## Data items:
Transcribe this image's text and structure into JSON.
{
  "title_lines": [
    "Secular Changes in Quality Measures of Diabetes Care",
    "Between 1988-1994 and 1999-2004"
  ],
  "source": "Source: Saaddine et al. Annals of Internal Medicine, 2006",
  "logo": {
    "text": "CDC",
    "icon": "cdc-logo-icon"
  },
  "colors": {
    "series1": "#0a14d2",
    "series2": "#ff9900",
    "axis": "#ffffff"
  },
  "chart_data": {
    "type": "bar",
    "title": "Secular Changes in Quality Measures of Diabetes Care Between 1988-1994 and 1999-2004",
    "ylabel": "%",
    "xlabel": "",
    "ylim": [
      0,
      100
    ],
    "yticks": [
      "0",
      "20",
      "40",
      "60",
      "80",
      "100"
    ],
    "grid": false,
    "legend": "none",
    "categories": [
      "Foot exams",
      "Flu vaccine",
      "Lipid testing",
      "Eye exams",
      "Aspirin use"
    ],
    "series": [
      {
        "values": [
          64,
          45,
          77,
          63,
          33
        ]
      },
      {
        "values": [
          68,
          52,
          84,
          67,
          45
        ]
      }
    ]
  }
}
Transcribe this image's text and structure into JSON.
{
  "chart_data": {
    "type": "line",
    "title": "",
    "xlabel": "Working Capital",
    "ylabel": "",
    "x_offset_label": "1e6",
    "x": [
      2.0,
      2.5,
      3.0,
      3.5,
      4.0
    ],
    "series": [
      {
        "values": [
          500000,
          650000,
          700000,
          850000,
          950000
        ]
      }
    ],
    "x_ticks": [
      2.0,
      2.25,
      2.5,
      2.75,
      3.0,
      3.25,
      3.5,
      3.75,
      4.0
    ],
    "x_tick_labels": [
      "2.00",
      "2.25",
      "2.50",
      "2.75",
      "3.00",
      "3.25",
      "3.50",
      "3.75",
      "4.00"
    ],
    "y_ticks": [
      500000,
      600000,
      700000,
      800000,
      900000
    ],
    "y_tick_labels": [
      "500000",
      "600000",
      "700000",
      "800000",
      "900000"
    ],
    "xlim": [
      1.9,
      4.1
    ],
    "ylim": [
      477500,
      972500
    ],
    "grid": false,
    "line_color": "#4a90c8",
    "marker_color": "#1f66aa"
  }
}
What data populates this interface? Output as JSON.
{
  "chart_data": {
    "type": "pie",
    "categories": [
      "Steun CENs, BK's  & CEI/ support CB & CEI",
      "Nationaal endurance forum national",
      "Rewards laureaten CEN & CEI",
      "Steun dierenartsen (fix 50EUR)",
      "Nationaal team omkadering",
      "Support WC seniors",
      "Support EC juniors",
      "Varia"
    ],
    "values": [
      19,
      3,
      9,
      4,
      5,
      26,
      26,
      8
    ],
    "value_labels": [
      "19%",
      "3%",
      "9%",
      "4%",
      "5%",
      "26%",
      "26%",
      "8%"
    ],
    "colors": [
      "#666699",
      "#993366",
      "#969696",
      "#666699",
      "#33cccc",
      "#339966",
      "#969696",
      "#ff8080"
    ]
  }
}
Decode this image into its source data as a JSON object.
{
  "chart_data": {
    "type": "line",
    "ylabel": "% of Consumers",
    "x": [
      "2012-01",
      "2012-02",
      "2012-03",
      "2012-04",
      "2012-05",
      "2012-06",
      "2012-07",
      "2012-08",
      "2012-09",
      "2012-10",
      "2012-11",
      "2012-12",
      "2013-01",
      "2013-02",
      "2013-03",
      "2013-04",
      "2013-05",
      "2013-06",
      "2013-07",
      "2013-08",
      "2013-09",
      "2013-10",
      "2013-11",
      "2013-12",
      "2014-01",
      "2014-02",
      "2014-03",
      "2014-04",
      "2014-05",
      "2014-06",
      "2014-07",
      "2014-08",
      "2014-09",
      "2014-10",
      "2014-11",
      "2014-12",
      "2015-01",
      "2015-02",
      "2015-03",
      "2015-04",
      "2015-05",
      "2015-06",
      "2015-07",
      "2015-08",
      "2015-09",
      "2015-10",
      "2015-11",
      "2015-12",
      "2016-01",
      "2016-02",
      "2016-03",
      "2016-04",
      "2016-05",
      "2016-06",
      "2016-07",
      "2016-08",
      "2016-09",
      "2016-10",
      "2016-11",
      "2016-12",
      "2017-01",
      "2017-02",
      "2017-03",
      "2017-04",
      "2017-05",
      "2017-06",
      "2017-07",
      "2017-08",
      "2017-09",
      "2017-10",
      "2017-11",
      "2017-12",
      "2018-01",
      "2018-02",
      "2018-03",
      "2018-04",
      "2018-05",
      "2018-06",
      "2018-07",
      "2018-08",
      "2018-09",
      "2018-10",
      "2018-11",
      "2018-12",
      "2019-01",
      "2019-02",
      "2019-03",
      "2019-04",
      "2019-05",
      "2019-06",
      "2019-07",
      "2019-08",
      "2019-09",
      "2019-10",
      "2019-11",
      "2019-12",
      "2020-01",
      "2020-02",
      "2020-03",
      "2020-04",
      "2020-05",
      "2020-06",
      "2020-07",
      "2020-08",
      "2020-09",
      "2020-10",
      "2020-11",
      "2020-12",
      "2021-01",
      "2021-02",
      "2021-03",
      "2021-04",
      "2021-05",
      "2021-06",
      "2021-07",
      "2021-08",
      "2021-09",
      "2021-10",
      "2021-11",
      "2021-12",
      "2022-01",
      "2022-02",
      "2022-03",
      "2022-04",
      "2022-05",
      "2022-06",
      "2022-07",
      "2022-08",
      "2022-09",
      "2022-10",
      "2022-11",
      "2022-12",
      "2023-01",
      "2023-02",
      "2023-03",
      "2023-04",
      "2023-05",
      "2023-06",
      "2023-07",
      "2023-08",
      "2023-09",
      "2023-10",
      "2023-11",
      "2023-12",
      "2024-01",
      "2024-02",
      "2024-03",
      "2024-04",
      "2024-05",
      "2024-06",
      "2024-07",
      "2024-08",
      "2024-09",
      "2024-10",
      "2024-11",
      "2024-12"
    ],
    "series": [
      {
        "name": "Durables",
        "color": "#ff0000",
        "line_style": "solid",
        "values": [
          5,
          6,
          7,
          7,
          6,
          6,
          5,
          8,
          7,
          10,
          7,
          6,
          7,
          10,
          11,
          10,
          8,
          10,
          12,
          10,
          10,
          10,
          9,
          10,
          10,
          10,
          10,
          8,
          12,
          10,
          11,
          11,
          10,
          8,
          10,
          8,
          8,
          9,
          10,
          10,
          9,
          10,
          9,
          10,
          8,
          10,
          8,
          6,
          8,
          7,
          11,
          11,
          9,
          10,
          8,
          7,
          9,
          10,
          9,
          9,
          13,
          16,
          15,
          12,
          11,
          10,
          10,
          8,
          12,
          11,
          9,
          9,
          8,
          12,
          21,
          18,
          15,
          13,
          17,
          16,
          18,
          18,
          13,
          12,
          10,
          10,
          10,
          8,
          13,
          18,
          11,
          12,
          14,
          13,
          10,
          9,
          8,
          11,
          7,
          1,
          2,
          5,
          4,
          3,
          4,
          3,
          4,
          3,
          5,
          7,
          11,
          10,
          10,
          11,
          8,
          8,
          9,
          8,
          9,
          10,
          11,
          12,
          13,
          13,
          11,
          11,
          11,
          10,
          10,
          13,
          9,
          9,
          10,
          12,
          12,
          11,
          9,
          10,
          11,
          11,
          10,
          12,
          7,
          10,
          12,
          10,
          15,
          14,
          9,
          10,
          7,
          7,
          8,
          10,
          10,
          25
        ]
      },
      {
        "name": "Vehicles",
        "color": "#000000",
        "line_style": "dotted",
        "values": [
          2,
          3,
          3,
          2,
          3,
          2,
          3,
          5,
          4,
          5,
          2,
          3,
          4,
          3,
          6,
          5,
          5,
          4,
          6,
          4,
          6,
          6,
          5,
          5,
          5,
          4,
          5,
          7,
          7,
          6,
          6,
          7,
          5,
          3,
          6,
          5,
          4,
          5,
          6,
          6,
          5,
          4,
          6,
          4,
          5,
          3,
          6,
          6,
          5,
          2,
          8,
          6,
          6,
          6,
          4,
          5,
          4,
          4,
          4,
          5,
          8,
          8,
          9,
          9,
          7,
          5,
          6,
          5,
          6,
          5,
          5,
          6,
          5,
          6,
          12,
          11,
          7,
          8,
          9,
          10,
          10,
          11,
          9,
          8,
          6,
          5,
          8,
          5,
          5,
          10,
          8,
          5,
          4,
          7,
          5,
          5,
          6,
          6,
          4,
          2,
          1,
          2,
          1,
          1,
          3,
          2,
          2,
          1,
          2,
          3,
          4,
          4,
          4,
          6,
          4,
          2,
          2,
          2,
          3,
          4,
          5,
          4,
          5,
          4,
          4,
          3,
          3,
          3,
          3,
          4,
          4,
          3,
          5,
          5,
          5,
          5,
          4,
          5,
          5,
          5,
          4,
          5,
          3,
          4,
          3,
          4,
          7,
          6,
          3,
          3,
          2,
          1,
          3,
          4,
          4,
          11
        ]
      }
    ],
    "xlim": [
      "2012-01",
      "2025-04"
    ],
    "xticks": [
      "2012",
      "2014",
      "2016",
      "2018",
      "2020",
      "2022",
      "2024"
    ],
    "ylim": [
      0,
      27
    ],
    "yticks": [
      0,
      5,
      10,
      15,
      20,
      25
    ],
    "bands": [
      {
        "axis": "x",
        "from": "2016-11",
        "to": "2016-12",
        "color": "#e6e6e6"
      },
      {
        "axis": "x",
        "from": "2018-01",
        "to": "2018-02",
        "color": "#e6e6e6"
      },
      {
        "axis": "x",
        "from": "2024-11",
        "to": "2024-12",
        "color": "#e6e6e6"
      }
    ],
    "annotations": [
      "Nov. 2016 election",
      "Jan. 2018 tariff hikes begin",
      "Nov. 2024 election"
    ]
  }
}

## Task to carry out:
Review the material and copy each line in which the word "from" appears.

## Worked solution:
        "from": "2016-11",
        "from": "2018-01",
        "from": "2024-11",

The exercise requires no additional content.